Start of RECORDS SUPPLIED

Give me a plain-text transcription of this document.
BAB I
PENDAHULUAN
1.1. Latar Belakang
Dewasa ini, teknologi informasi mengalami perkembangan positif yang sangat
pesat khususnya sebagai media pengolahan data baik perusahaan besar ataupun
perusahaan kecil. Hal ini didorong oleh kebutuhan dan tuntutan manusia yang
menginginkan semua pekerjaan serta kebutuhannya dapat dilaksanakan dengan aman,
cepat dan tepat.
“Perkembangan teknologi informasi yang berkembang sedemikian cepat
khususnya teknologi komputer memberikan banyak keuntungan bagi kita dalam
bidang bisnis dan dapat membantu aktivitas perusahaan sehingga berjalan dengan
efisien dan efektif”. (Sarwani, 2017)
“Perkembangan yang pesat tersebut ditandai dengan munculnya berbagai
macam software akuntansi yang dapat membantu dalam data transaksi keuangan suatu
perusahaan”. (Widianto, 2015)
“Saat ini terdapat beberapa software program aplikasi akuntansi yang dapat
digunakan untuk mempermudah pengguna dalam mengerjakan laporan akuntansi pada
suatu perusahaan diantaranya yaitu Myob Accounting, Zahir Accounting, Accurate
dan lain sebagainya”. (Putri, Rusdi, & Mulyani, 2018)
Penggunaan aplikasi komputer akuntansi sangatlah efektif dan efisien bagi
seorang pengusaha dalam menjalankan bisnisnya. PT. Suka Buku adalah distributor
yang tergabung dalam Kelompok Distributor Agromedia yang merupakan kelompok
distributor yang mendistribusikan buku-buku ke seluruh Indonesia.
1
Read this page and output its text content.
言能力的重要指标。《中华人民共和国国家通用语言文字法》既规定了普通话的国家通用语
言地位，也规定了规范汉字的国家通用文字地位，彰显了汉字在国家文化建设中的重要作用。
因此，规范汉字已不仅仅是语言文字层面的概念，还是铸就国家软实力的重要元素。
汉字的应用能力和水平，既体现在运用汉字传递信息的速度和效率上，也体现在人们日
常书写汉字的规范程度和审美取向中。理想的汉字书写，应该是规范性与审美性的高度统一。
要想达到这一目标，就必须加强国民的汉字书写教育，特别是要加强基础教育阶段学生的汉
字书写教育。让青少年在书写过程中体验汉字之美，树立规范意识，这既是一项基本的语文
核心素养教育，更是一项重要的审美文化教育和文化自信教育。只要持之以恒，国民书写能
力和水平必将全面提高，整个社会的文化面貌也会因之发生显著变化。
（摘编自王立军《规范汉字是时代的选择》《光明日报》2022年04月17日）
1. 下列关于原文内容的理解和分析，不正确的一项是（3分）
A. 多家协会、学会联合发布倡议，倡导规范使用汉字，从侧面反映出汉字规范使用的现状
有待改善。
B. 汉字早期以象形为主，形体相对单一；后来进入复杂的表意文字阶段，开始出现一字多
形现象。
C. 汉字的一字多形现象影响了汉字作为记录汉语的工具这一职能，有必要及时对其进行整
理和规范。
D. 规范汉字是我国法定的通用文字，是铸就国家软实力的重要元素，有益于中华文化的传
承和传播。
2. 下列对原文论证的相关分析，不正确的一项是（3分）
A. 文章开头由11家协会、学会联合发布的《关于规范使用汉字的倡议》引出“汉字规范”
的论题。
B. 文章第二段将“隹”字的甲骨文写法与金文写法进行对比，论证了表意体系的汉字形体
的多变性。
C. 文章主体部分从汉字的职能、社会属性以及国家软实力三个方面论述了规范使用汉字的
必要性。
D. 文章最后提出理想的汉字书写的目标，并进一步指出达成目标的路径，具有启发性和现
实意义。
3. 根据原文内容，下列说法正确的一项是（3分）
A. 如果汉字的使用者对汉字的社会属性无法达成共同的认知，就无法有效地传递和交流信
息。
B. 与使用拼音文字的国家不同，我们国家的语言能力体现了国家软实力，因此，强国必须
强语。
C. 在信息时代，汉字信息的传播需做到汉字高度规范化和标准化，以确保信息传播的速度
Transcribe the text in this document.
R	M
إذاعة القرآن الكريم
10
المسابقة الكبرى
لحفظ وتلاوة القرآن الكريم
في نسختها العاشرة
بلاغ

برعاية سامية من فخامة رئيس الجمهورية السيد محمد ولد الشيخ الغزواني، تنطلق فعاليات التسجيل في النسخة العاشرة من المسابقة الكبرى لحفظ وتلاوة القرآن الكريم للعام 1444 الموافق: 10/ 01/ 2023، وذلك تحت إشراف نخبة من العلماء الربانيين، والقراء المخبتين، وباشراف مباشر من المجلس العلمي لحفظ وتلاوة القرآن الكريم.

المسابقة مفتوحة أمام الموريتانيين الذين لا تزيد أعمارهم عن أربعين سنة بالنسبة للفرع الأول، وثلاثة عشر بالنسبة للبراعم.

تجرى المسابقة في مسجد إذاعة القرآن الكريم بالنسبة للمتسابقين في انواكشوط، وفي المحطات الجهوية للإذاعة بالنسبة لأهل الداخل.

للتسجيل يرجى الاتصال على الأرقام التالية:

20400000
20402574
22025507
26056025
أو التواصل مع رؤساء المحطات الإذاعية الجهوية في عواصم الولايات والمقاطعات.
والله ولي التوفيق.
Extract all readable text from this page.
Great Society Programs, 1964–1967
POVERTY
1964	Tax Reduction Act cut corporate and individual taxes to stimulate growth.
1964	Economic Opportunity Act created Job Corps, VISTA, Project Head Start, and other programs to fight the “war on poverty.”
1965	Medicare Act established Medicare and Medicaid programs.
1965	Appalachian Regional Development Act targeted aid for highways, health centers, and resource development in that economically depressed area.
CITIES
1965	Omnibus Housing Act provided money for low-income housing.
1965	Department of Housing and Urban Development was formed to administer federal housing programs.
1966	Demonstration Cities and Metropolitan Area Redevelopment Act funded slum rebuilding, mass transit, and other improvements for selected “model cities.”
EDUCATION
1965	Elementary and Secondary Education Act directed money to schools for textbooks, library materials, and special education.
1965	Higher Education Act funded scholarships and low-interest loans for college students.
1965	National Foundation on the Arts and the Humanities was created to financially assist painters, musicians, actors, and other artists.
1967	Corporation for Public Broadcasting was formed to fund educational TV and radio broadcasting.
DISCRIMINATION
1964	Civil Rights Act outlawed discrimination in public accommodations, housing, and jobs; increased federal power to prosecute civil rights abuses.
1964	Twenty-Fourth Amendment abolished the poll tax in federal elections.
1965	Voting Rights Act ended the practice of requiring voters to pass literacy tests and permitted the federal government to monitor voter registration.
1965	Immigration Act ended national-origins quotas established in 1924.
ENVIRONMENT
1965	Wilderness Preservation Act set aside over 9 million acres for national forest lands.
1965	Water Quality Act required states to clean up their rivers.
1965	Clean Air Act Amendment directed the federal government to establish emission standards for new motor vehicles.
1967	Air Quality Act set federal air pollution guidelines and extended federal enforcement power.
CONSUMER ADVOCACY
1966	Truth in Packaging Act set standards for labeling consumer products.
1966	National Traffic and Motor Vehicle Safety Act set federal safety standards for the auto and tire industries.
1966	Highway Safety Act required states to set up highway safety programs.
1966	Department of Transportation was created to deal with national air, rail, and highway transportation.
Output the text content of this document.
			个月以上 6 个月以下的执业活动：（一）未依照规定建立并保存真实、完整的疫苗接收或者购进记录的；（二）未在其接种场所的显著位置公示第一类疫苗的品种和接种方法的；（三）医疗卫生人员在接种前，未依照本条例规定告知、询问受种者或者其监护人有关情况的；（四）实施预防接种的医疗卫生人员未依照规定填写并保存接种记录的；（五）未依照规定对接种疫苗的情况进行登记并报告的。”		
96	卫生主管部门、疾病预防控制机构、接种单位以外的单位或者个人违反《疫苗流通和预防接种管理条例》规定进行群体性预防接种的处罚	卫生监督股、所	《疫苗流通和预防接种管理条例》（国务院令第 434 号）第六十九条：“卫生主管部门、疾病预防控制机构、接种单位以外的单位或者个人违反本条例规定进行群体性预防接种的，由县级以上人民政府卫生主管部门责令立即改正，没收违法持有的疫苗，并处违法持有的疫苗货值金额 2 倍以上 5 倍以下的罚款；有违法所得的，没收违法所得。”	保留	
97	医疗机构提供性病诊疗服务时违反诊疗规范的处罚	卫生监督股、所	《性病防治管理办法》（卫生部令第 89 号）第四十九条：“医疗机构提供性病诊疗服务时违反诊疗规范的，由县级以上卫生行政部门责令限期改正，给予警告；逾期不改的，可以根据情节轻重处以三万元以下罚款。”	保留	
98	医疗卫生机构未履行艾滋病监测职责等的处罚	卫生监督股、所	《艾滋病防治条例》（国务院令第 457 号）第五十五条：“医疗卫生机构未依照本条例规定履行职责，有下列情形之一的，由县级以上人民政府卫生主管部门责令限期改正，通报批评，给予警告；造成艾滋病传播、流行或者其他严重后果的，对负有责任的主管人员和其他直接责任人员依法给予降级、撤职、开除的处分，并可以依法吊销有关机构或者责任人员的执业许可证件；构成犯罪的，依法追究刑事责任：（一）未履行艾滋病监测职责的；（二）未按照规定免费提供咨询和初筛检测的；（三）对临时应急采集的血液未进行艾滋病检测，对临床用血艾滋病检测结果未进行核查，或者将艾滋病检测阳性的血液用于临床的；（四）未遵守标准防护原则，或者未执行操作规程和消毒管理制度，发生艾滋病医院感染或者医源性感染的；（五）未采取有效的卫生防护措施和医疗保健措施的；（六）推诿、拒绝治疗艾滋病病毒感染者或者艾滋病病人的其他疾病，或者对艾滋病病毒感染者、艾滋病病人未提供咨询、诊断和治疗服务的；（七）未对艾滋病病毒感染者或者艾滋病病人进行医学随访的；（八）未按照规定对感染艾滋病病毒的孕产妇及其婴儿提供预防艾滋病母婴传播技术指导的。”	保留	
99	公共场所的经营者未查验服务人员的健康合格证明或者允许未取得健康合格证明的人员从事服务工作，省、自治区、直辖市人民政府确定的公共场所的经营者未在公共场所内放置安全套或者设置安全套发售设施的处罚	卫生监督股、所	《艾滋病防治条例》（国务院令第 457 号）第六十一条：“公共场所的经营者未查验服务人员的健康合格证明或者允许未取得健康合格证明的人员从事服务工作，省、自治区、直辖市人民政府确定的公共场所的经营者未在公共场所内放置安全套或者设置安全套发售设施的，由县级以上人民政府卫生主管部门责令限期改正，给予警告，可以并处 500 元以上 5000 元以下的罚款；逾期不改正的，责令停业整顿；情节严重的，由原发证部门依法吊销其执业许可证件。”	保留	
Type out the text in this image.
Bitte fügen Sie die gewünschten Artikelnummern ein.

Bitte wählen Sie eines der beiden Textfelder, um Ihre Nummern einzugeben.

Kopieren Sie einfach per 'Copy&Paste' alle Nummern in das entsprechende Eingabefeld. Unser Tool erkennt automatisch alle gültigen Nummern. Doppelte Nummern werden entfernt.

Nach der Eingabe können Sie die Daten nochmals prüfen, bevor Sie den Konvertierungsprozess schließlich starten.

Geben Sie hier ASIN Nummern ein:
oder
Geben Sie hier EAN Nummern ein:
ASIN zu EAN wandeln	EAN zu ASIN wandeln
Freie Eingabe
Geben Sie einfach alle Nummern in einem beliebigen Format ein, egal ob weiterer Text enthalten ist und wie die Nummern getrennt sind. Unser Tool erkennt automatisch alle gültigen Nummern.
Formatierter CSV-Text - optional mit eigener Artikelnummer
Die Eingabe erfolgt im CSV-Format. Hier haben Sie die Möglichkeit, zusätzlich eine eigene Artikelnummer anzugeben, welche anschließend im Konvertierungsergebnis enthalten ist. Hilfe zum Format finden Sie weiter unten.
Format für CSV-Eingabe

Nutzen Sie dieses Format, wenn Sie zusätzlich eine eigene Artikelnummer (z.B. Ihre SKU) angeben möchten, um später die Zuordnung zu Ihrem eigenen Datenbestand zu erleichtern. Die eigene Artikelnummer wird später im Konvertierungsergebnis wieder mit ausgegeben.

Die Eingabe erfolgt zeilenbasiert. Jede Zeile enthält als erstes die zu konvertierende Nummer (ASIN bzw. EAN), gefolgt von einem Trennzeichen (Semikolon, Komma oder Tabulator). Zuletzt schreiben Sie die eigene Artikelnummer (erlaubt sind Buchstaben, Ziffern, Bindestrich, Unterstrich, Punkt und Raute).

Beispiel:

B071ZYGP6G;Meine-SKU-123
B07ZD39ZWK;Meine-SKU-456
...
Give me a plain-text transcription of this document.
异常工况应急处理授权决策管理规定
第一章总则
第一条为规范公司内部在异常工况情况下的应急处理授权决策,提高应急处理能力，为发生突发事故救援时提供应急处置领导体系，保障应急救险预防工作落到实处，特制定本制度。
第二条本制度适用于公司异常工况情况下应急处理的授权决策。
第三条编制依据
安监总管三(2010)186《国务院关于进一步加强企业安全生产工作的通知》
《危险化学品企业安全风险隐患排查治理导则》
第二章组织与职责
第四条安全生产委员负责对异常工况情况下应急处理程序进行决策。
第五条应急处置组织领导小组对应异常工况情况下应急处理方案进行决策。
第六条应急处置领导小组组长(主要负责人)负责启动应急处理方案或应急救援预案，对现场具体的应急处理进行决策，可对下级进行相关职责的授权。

End of RECORDS SUPPLIED

**TASK DIRECTIONS:**
Pull every line containing "money" from the data.

**EXERCISE RESPONSE:**
1965	Omnibus Housing Act provided money for low-income housing.
1965	Elementary and Secondary Education Act directed money to schools for textbooks, library materials, and special education.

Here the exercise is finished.